**Source material:**
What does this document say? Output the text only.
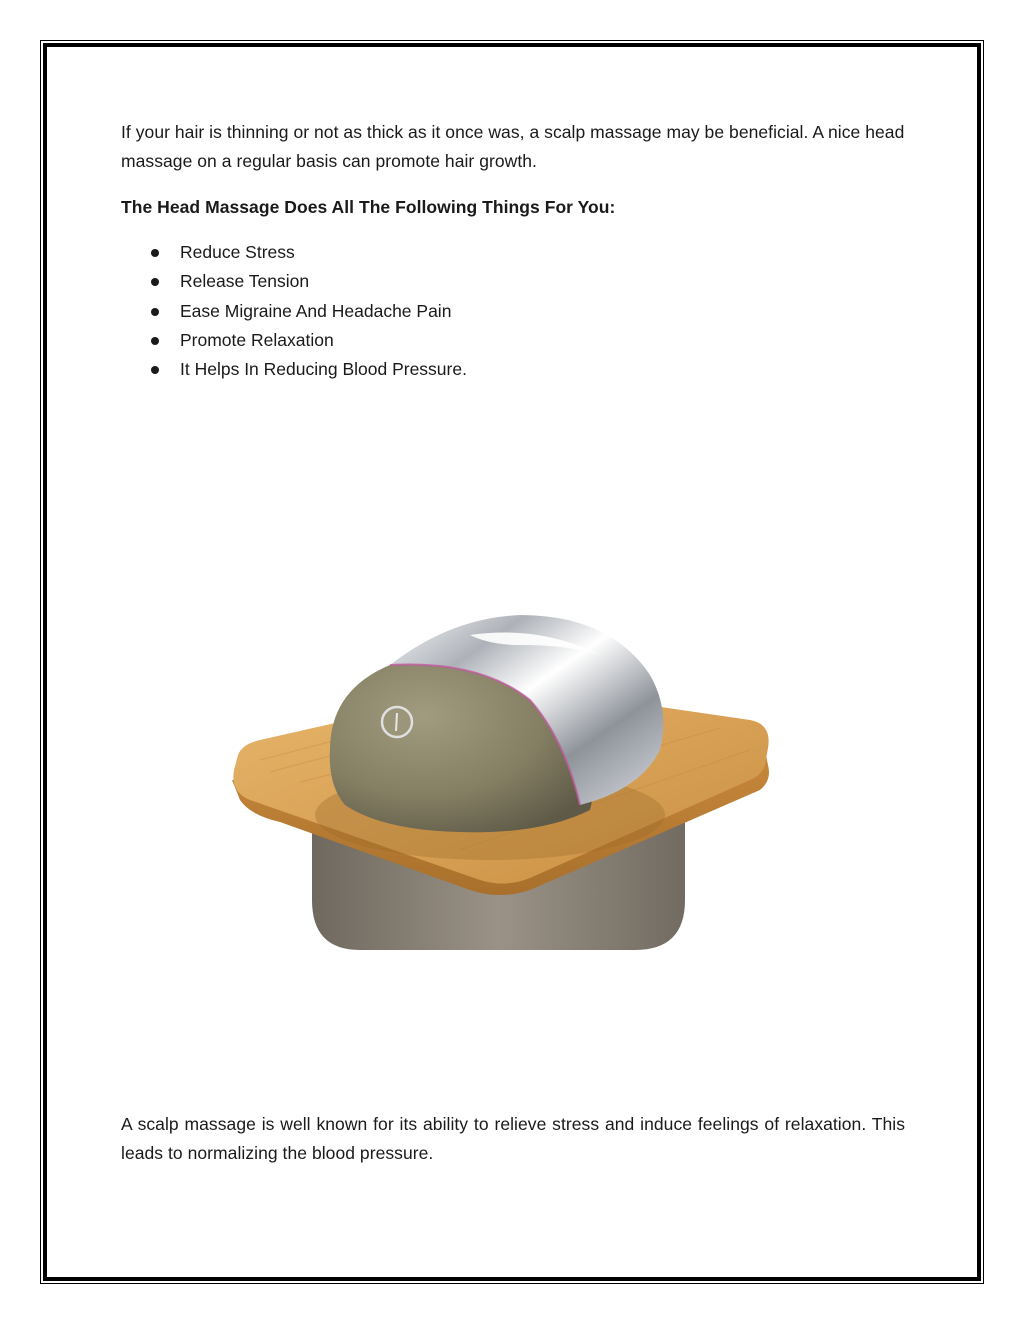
If your hair is thinning or not as thick as it once was, a scalp massage may be beneficial. A nice head massage on a regular basis can promote hair growth.

The Head Massage Does All The Following Things For You:

Reduce Stress
Release Tension
Ease Migraine And Headache Pain
Promote Relaxation
It Helps In Reducing Blood Pressure.

A scalp massage is well known for its ability to relieve stress and induce feelings of relaxation. This leads to normalizing the blood pressure.
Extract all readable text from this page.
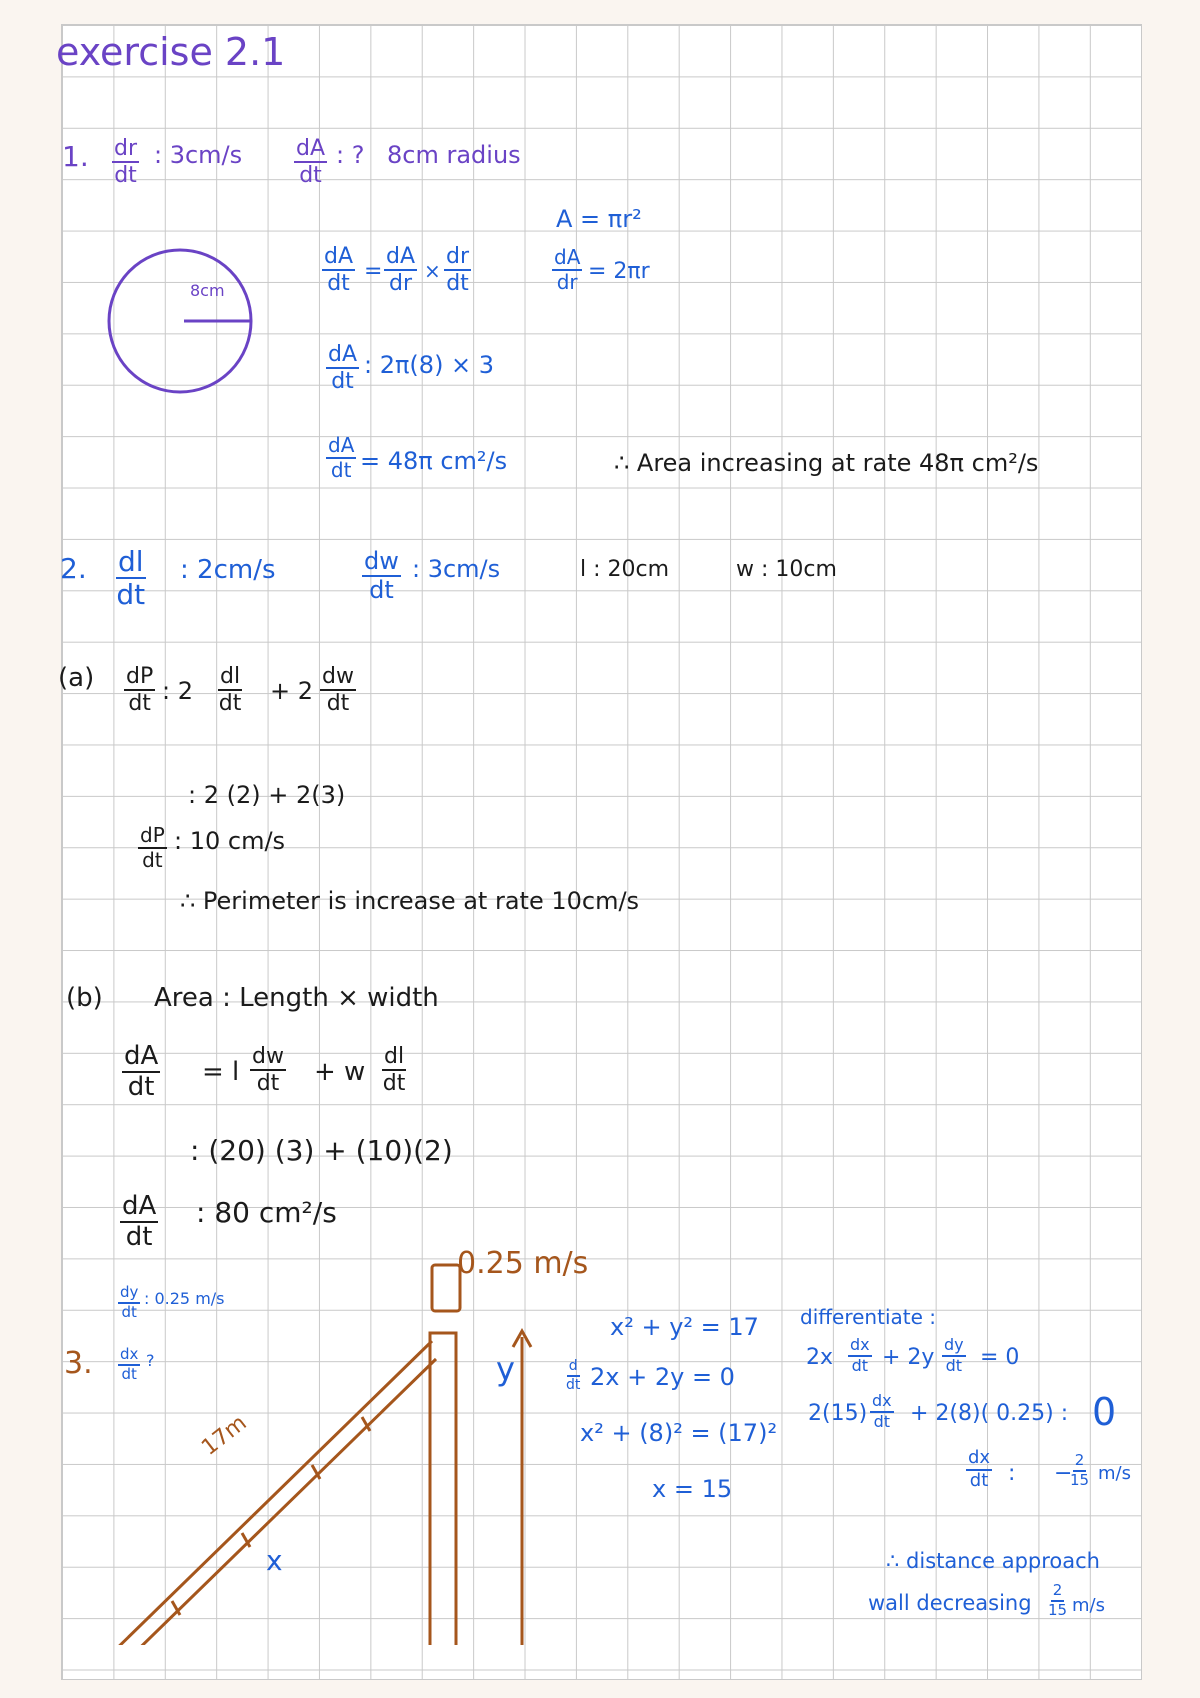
exercise 2.1
1. $\frac{dr}{dt}$ : $3cm/s \frac{dA}{dt}$ : ? 8cm radius
8cm
A = πr²
$\frac{dA}{dt} = \frac{dA}{dr} \times \frac{dr}{dt}$	$\frac{dA}{dr} = 2\pi r$
$\frac{dA}{dt}$ : 2π(8) × 3
$\frac{dA}{dt} = 48\pi$ cm²/s	∴ Area increasing at rate 48π cm²/s
2. $\frac{dl}{dt}$ : 2cm/s	$\frac{dw}{dt}$ : 3cm/s	l : 20cm	w : 10cm
$(a) \frac{dP}{dt}$ : $2 \frac{dl}{dt} + 2 \frac{dw}{dt}$
: 2 (2) + 2(3)
$\frac{dP}{dt}$ : 10 cm/s
∴ Perimeter is increase at rate 10cm/s
(b) Area : Length × width
$\frac{dA}{dt} = l \frac{dw}{dt} + w \frac{dl}{dt}$
: (20) (3) + (10)(2)
$\frac{dA}{dt}$ : 80 cm²/s
$\frac{dy}{dt}$ : 0.25 m/s
3. $\frac{dx}{dt}$ ?
0.25 m/s
17m
x
y
x² + y² = 17
$\frac{d}{dt} 2x + 2y = 0$
x² + (8)² = (17)²
x = 15
differentiate :
$2x \frac{dx}{dt} + 2y \frac{dy}{dt} = 0$
$2(15) \frac{dx}{dt} + 2(8)$( 0.25) : 0
$\frac{dx}{dt}$ : −
$\frac{2}{15} m/s$
∴ distance approach
wall decreasing $\frac{2}{15} m/s$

**The task:** The lines to be extracted begin at the line containing "Extract all readable text from this page." and continue through the final line of the material above, both ends included. Reproduce them exactly, without the pictures.

**Response to the exercise:**
Extract all readable text from this page.
exercise 2.1
1. $\frac{dr}{dt}$ : $3cm/s \frac{dA}{dt}$ : ? 8cm radius
8cm
A = πr²
$\frac{dA}{dt} = \frac{dA}{dr} \times \frac{dr}{dt}$	$\frac{dA}{dr} = 2\pi r$
$\frac{dA}{dt}$ : 2π(8) × 3
$\frac{dA}{dt} = 48\pi$ cm²/s	∴ Area increasing at rate 48π cm²/s
2. $\frac{dl}{dt}$ : 2cm/s	$\frac{dw}{dt}$ : 3cm/s	l : 20cm	w : 10cm
$(a) \frac{dP}{dt}$ : $2 \frac{dl}{dt} + 2 \frac{dw}{dt}$
: 2 (2) + 2(3)
$\frac{dP}{dt}$ : 10 cm/s
∴ Perimeter is increase at rate 10cm/s
(b) Area : Length × width
$\frac{dA}{dt} = l \frac{dw}{dt} + w \frac{dl}{dt}$
: (20) (3) + (10)(2)
$\frac{dA}{dt}$ : 80 cm²/s
$\frac{dy}{dt}$ : 0.25 m/s
3. $\frac{dx}{dt}$ ?
0.25 m/s
17m
x
y
x² + y² = 17
$\frac{d}{dt} 2x + 2y = 0$
x² + (8)² = (17)²
x = 15
differentiate :
$2x \frac{dx}{dt} + 2y \frac{dy}{dt} = 0$
$2(15) \frac{dx}{dt} + 2(8)$( 0.25) : 0
$\frac{dx}{dt}$ : −
$\frac{2}{15} m/s$
∴ distance approach
wall decreasing $\frac{2}{15} m/s$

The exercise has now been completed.